▸ What you have to do
Transcribe the material below exactly as it appears.

::: Extracted records :::

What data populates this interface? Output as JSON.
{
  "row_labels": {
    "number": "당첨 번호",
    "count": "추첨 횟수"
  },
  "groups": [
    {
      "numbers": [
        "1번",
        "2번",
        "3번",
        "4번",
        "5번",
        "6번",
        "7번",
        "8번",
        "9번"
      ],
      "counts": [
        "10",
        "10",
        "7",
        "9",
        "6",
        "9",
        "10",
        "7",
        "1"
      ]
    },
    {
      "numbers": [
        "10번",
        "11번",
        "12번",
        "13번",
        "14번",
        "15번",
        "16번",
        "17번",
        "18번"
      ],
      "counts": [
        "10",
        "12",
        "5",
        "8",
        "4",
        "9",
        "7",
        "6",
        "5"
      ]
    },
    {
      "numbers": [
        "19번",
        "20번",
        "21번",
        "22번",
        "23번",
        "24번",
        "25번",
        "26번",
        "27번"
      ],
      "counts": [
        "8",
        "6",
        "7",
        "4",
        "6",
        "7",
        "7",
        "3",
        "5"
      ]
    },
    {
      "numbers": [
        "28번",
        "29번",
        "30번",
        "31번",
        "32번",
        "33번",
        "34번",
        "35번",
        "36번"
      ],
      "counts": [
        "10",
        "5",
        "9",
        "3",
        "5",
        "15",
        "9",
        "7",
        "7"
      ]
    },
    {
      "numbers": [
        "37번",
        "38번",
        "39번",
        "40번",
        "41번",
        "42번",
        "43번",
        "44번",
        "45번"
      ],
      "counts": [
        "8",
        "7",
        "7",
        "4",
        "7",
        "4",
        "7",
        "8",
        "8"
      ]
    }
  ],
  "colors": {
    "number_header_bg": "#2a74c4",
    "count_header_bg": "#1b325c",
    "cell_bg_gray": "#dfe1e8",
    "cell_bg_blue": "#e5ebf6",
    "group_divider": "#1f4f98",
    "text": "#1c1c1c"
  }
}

:::

▸ Full output
What data populates this interface? Output as JSON.
{
  "row_labels": {
    "number": "당첨 번호",
    "count": "추첨 횟수"
  },
  "groups": [
    {
      "numbers": [
        "1번",
        "2번",
        "3번",
        "4번",
        "5번",
        "6번",
        "7번",
        "8번",
        "9번"
      ],
      "counts": [
        "10",
        "10",
        "7",
        "9",
        "6",
        "9",
        "10",
        "7",
        "1"
      ]
    },
    {
      "numbers": [
        "10번",
        "11번",
        "12번",
        "13번",
        "14번",
        "15번",
        "16번",
        "17번",
        "18번"
      ],
      "counts": [
        "10",
        "12",
        "5",
        "8",
        "4",
        "9",
        "7",
        "6",
        "5"
      ]
    },
    {
      "numbers": [
        "19번",
        "20번",
        "21번",
        "22번",
        "23번",
        "24번",
        "25번",
        "26번",
        "27번"
      ],
      "counts": [
        "8",
        "6",
        "7",
        "4",
        "6",
        "7",
        "7",
        "3",
        "5"
      ]
    },
    {
      "numbers": [
        "28번",
        "29번",
        "30번",
        "31번",
        "32번",
        "33번",
        "34번",
        "35번",
        "36번"
      ],
      "counts": [
        "10",
        "5",
        "9",
        "3",
        "5",
        "15",
        "9",
        "7",
        "7"
      ]
    },
    {
      "numbers": [
        "37번",
        "38번",
        "39번",
        "40번",
        "41번",
        "42번",
        "43번",
        "44번",
        "45번"
      ],
      "counts": [
        "8",
        "7",
        "7",
        "4",
        "7",
        "4",
        "7",
        "8",
        "8"
      ]
    }
  ],
  "colors": {
    "number_header_bg": "#2a74c4",
    "count_header_bg": "#1b325c",
    "cell_bg_gray": "#dfe1e8",
    "cell_bg_blue": "#e5ebf6",
    "group_divider": "#1f4f98",
    "text": "#1c1c1c"
  }
}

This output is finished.